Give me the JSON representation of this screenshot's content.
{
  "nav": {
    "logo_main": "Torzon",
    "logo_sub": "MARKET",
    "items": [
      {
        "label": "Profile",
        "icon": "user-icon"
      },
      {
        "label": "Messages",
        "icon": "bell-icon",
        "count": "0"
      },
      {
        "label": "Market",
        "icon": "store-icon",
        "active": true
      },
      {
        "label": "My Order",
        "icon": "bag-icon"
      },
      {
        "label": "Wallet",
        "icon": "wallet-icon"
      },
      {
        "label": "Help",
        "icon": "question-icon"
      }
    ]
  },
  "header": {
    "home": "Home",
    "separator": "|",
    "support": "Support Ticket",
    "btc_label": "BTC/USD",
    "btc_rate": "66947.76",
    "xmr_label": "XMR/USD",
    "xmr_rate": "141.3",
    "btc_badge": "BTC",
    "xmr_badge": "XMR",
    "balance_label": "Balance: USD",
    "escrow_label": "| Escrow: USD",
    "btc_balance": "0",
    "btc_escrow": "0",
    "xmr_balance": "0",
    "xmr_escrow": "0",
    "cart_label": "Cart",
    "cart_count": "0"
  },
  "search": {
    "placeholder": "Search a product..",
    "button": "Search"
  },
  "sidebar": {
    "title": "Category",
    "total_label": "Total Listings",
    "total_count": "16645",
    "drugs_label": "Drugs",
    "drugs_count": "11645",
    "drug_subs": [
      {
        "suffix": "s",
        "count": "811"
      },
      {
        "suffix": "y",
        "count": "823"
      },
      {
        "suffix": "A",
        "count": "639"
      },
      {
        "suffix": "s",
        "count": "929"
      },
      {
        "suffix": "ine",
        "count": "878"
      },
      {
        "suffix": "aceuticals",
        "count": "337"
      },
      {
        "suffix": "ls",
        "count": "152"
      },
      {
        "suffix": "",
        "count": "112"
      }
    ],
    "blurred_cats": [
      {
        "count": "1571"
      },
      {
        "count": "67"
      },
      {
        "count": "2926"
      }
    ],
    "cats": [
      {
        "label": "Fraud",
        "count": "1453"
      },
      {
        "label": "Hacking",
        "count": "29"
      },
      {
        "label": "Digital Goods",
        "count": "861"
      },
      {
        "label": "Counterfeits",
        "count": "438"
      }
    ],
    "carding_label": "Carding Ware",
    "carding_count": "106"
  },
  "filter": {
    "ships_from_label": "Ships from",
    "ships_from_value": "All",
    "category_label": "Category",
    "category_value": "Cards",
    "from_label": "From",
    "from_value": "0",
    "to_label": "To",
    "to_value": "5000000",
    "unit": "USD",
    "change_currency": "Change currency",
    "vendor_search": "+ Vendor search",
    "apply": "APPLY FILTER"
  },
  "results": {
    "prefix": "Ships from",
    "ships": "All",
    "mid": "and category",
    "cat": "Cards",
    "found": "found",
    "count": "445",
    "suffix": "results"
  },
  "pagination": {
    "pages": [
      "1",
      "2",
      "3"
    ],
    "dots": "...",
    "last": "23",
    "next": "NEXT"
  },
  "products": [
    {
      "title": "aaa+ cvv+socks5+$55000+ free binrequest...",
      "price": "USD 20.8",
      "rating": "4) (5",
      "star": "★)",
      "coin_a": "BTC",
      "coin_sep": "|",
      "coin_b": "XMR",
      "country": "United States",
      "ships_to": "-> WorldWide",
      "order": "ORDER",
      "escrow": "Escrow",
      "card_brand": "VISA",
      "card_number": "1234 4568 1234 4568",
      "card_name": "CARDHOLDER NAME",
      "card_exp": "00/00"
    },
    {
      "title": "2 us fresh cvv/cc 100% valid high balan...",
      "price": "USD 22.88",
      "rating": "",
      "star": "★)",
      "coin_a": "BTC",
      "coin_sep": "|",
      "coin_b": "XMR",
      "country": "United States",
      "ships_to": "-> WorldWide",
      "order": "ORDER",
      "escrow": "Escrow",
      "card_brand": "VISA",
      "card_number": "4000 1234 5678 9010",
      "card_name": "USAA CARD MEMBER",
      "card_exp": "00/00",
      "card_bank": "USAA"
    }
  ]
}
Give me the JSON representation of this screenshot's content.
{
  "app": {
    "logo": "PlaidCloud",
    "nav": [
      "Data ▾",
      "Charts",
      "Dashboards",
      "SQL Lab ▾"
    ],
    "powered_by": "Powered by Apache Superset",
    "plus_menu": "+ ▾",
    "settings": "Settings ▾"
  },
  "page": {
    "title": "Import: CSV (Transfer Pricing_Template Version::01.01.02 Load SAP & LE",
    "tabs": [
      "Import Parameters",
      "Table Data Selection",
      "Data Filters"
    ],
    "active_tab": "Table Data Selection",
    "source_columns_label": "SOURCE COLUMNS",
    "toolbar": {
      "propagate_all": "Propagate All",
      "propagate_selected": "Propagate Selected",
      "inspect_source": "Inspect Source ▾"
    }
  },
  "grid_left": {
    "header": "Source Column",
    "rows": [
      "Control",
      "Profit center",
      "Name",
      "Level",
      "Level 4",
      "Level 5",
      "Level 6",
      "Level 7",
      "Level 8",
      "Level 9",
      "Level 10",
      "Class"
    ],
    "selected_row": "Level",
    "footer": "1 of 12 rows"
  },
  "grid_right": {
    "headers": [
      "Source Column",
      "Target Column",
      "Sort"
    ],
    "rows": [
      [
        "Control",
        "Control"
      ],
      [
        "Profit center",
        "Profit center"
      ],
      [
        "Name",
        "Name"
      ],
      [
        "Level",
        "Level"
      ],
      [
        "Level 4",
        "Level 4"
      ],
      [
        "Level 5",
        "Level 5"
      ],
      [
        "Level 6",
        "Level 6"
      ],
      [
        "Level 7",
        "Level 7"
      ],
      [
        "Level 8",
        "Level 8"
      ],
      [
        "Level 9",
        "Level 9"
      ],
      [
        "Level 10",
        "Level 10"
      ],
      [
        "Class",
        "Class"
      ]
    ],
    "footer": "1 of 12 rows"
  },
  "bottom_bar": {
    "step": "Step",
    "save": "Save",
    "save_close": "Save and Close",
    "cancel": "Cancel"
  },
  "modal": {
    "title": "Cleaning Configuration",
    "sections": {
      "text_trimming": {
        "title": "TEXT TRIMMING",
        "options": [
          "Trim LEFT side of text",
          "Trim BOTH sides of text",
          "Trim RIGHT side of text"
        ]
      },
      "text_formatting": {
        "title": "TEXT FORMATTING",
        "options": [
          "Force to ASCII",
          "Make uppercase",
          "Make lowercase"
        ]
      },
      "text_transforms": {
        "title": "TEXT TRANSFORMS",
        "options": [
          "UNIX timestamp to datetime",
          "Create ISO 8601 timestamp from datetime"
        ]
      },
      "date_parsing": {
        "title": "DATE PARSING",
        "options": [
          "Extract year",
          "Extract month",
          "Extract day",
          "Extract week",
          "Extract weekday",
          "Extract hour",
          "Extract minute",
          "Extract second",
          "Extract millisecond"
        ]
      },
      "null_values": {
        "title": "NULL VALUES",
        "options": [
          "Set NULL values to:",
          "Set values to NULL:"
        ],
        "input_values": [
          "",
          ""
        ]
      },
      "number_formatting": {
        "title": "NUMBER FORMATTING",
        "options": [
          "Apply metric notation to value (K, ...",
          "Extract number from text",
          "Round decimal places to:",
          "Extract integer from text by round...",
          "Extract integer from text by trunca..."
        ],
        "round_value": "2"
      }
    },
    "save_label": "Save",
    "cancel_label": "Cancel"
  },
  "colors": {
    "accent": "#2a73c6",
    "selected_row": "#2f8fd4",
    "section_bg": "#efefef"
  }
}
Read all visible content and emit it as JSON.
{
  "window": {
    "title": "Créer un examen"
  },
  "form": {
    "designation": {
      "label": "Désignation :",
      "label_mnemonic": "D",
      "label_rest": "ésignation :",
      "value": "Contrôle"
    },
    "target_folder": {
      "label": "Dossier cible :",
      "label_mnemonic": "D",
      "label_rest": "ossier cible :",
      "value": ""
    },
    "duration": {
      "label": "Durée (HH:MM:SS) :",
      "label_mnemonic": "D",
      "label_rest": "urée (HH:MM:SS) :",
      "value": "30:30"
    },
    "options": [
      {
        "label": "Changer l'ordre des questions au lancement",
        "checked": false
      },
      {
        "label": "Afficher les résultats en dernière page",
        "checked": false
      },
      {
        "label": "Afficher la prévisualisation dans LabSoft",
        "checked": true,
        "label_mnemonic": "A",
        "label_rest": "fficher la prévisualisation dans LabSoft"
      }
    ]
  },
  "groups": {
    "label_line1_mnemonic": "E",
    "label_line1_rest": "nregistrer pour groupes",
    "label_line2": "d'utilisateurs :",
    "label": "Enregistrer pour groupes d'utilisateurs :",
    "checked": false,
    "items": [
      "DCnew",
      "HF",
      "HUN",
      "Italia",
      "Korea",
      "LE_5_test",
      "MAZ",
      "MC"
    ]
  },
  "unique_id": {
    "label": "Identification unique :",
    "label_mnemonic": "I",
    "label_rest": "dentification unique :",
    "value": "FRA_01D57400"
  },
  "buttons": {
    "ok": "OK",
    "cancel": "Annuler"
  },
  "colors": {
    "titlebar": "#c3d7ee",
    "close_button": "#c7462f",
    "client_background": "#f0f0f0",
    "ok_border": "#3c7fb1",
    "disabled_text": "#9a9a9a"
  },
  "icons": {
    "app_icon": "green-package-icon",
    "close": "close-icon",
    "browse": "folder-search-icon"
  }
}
☆ ☆ ☆ ☆ ☆ ☆ ☆
Say how many lines in this listing hold the string "checked", giving the count and nothing more.

### Output for this task:
4